■ Task goal:
For the records below, give the count of lines holding the word "Element" and nothing more.

START

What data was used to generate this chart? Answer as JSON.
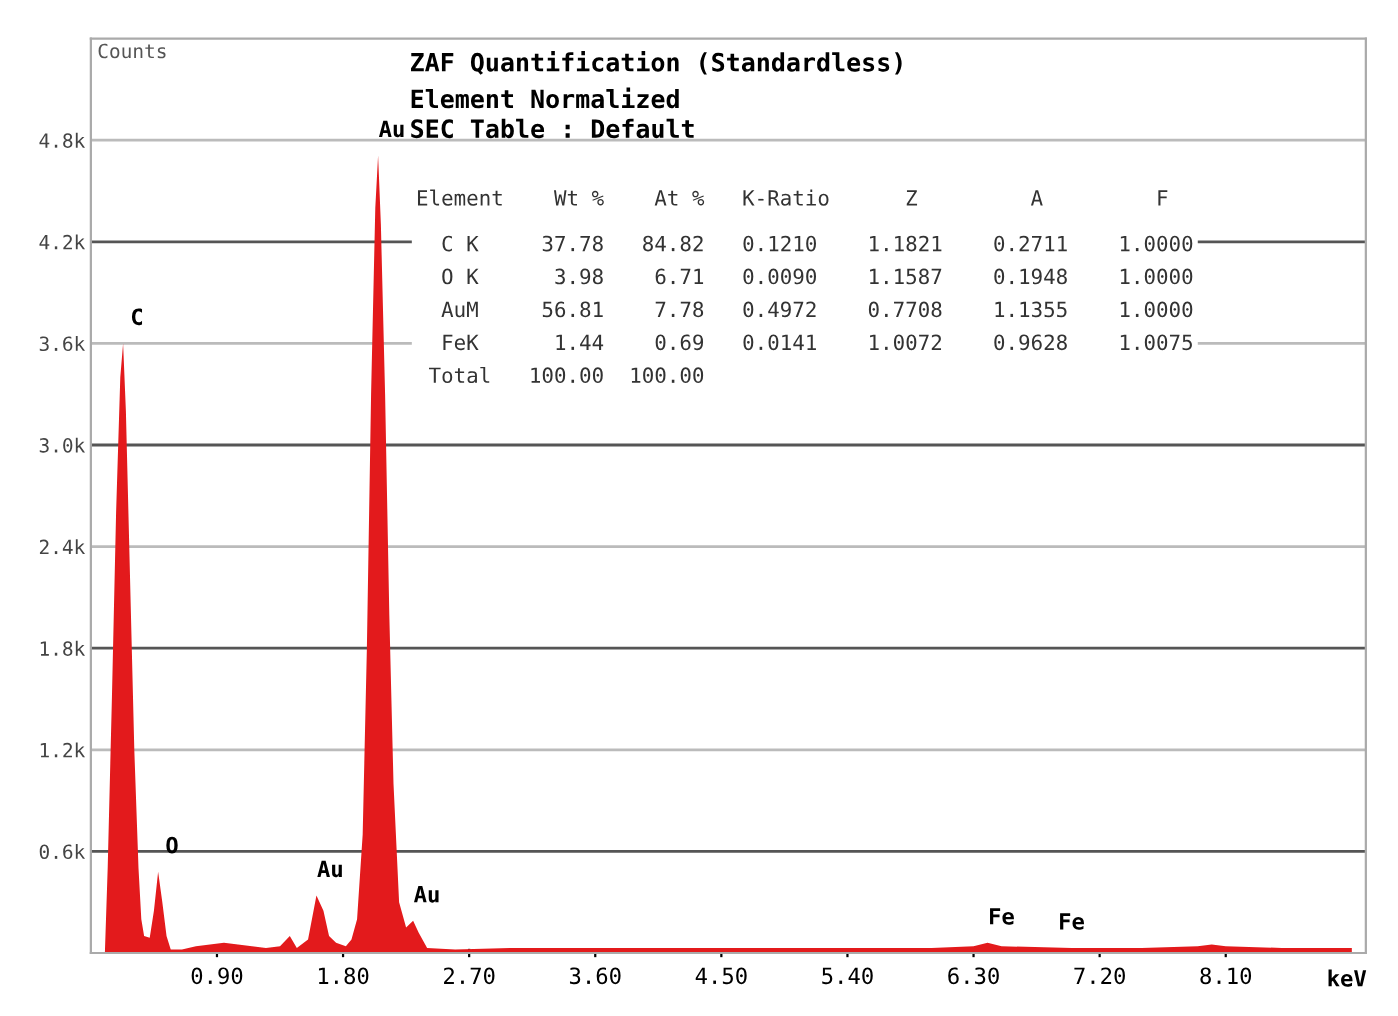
{
  "chart_data": {
    "type": "area",
    "title": "ZAF Quantification (Standardless)",
    "subtitle": "Element Normalized\nSEC Table : Default",
    "ylabel": "Counts",
    "xlabel": "keV",
    "x": [
      0.1,
      0.12,
      0.15,
      0.18,
      0.21,
      0.23,
      0.25,
      0.28,
      0.31,
      0.34,
      0.36,
      0.38,
      0.42,
      0.45,
      0.48,
      0.51,
      0.54,
      0.57,
      0.65,
      0.75,
      0.85,
      0.95,
      1.05,
      1.15,
      1.25,
      1.35,
      1.42,
      1.47,
      1.55,
      1.61,
      1.66,
      1.7,
      1.75,
      1.82,
      1.86,
      1.9,
      1.94,
      1.97,
      2.0,
      2.03,
      2.05,
      2.07,
      2.1,
      2.13,
      2.16,
      2.2,
      2.25,
      2.3,
      2.34,
      2.4,
      2.6,
      3.0,
      3.5,
      4.0,
      4.5,
      5.0,
      5.5,
      6.0,
      6.3,
      6.4,
      6.5,
      7.0,
      7.5,
      7.9,
      8.0,
      8.1,
      8.5,
      9.0
    ],
    "series": [
      {
        "color": "#e31a1c",
        "values": [
          0,
          500,
          1500,
          2600,
          3400,
          3600,
          3200,
          2200,
          1200,
          500,
          200,
          100,
          90,
          250,
          480,
          300,
          100,
          20,
          20,
          40,
          50,
          60,
          50,
          40,
          30,
          40,
          100,
          30,
          80,
          340,
          250,
          100,
          60,
          40,
          80,
          200,
          700,
          1800,
          3300,
          4400,
          4710,
          4300,
          3300,
          2000,
          1000,
          300,
          150,
          190,
          120,
          30,
          20,
          30,
          30,
          30,
          30,
          30,
          30,
          30,
          40,
          60,
          40,
          30,
          30,
          40,
          50,
          40,
          30,
          30
        ]
      }
    ],
    "xlim": [
      0,
      9.1
    ],
    "ylim": [
      0,
      5400
    ],
    "xticks": [
      {
        "value": 0.9,
        "label": "0.90"
      },
      {
        "value": 1.8,
        "label": "1.80"
      },
      {
        "value": 2.7,
        "label": "2.70"
      },
      {
        "value": 3.6,
        "label": "3.60"
      },
      {
        "value": 4.5,
        "label": "4.50"
      },
      {
        "value": 5.4,
        "label": "5.40"
      },
      {
        "value": 6.3,
        "label": "6.30"
      },
      {
        "value": 7.2,
        "label": "7.20"
      },
      {
        "value": 8.1,
        "label": "8.10"
      }
    ],
    "yticks": [
      {
        "value": 600,
        "label": "0.6k"
      },
      {
        "value": 1200,
        "label": "1.2k"
      },
      {
        "value": 1800,
        "label": "1.8k"
      },
      {
        "value": 2400,
        "label": "2.4k"
      },
      {
        "value": 3000,
        "label": "3.0k"
      },
      {
        "value": 3600,
        "label": "3.6k"
      },
      {
        "value": 4200,
        "label": "4.2k"
      },
      {
        "value": 4800,
        "label": "4.8k"
      }
    ],
    "grid": "y",
    "annotations": [
      {
        "text": "C",
        "x": 0.23,
        "y": 3600
      },
      {
        "text": "O",
        "x": 0.48,
        "y": 480
      },
      {
        "text": "Au",
        "x": 1.61,
        "y": 340
      },
      {
        "text": "Au",
        "x": 2.05,
        "y": 4710
      },
      {
        "text": "Au",
        "x": 2.3,
        "y": 190
      },
      {
        "text": "Fe",
        "x": 6.4,
        "y": 60
      },
      {
        "text": "Fe",
        "x": 6.9,
        "y": 30
      },
      "Element    Wt %    At %   K-Ratio      Z         A         F",
      "  C K     37.78   84.82   0.1210    1.1821    0.2711    1.0000",
      "  O K      3.98    6.71   0.0090    1.1587    0.1948    1.0000",
      "  AuM     56.81    7.78   0.4972    0.7708    1.1355    1.0000",
      "  FeK      1.44    0.69   0.0141    1.0072    0.9628    1.0075",
      " Total   100.00  100.00"
    ]
  }
}
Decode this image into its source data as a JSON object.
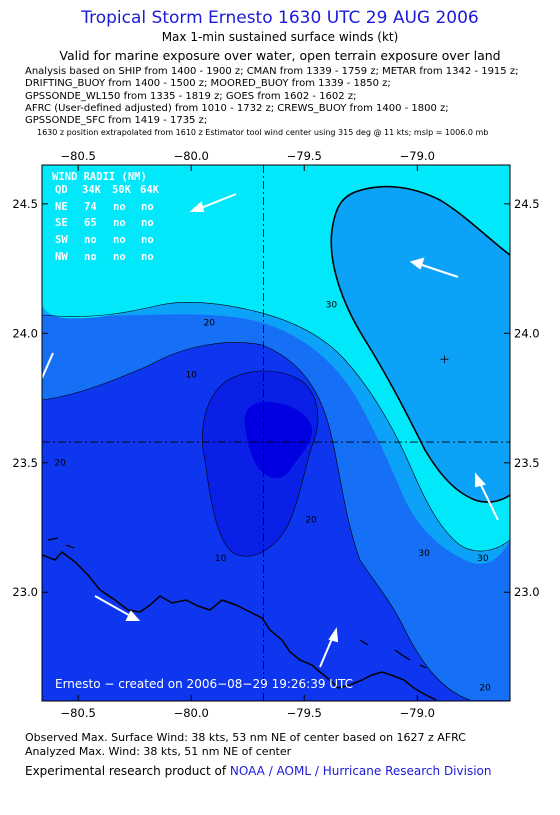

END

■ The response:
2